→ What is needed:
Select, from the material below, each line with "University" in it.

→ Task data:

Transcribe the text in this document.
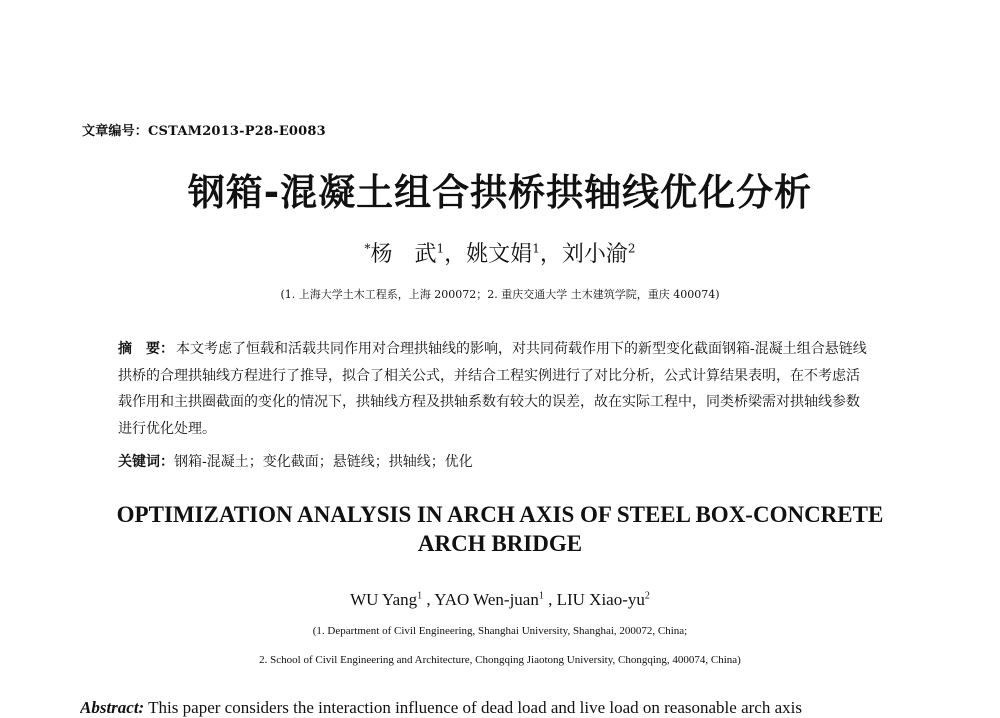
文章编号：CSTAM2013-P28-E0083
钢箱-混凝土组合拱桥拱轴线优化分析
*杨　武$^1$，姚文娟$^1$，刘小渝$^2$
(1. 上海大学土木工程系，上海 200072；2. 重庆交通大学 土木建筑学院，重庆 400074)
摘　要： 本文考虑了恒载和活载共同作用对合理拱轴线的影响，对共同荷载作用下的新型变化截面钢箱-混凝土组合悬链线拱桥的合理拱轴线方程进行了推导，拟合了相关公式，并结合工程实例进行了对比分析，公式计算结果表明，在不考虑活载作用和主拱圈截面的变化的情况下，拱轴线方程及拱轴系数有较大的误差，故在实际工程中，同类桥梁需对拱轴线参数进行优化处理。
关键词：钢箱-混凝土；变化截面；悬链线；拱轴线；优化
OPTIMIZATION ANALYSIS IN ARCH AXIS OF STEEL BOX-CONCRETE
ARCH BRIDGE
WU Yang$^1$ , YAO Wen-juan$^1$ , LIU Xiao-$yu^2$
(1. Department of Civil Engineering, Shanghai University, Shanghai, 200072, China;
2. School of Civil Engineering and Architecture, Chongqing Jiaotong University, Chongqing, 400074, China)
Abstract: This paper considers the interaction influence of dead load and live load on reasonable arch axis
* * *
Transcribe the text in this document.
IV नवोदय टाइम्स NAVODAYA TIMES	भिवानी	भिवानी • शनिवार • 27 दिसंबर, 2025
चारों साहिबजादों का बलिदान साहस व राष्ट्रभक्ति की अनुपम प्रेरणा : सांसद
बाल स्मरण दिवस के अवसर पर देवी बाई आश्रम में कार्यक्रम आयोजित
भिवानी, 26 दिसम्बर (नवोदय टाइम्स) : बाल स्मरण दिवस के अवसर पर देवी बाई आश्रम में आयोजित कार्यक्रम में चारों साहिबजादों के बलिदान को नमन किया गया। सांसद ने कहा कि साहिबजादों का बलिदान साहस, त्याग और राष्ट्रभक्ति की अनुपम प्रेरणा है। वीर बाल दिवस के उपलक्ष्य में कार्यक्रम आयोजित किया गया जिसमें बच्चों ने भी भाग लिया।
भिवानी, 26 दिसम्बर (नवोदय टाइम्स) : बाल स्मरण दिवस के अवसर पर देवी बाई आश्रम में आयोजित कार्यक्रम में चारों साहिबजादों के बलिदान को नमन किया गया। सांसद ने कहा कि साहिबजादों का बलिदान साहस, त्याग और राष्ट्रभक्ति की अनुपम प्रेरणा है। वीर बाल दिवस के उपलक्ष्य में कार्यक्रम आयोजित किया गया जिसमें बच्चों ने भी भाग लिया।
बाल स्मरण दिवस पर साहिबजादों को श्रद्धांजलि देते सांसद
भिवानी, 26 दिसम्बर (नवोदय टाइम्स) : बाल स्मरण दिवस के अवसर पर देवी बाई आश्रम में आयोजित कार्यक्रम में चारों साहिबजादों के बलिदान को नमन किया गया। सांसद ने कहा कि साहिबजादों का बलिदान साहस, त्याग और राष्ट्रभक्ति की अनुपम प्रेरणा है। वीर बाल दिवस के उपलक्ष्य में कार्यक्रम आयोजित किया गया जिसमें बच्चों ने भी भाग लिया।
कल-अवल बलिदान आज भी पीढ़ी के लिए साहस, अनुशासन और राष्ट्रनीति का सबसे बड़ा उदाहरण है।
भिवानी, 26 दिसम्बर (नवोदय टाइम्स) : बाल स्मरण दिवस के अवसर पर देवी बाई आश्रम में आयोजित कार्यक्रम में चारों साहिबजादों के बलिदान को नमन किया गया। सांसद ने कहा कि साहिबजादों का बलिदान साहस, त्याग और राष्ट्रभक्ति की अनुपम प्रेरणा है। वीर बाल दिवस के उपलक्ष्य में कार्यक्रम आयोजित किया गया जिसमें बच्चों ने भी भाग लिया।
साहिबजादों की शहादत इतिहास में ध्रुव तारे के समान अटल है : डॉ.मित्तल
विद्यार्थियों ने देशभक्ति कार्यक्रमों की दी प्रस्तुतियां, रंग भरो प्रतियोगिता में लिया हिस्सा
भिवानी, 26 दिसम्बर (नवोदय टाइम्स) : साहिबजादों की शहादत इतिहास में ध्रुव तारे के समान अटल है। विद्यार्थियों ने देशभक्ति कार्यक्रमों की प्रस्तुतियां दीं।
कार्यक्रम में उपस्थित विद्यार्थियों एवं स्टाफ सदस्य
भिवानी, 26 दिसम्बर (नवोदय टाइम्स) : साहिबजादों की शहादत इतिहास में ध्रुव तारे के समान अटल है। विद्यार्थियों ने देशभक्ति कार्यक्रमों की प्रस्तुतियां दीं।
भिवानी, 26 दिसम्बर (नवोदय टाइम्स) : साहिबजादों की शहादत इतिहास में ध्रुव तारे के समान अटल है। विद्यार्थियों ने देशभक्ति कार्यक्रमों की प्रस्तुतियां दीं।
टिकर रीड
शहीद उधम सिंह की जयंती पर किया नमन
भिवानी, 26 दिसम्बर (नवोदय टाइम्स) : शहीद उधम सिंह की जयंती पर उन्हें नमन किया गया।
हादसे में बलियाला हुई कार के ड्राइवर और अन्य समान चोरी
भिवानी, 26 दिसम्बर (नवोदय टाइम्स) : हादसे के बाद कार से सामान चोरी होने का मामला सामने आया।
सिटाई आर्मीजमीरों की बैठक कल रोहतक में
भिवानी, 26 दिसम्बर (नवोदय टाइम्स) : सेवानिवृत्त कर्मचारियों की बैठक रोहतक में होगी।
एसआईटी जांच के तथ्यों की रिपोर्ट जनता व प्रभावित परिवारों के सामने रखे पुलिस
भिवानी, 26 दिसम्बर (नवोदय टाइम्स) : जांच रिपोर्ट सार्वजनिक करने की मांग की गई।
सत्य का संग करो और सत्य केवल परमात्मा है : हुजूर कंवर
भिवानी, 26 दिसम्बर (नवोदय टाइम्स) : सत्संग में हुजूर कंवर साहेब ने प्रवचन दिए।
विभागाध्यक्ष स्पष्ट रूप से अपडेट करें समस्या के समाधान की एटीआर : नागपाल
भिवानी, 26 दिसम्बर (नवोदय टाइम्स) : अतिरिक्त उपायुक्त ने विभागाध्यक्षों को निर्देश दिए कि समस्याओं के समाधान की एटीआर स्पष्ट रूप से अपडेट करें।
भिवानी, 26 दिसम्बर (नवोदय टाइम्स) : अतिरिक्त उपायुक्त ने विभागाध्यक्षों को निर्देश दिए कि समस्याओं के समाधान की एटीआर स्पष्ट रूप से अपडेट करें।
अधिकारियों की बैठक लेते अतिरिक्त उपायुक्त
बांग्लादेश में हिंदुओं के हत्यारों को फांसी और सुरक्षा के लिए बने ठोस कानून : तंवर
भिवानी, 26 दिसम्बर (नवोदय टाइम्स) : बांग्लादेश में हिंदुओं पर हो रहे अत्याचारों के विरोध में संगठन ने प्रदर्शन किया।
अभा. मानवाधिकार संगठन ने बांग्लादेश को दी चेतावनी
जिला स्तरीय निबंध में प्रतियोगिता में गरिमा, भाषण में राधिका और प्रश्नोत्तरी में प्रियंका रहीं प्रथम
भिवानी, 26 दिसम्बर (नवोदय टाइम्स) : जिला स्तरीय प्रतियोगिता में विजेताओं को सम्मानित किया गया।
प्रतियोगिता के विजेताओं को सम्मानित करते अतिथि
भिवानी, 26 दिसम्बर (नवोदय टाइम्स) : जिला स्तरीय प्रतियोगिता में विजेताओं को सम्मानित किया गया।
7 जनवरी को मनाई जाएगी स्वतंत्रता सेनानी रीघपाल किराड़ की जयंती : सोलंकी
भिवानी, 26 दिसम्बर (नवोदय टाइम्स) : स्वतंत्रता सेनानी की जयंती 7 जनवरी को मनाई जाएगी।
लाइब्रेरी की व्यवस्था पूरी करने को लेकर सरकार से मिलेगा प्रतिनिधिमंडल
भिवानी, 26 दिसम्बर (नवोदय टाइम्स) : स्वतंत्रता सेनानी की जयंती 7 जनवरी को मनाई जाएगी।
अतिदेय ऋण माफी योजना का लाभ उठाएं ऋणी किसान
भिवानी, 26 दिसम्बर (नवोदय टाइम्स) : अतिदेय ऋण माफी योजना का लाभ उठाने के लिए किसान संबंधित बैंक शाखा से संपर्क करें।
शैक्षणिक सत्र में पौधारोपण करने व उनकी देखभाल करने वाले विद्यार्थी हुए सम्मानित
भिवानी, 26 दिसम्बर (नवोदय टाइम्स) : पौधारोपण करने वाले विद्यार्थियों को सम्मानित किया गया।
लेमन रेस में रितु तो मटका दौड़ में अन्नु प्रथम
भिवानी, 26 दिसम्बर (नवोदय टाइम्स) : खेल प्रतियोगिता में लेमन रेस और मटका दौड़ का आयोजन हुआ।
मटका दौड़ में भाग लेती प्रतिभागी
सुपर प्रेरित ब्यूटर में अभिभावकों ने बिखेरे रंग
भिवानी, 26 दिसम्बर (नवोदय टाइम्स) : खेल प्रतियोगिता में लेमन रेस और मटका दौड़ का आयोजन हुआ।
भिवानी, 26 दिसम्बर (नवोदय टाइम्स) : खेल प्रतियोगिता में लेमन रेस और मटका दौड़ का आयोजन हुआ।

→ Full response:
(1. Department of Civil Engineering, Shanghai University, Shanghai, 200072, China;
2. School of Civil Engineering and Architecture, Chongqing Jiaotong University, Chongqing, 400074, China)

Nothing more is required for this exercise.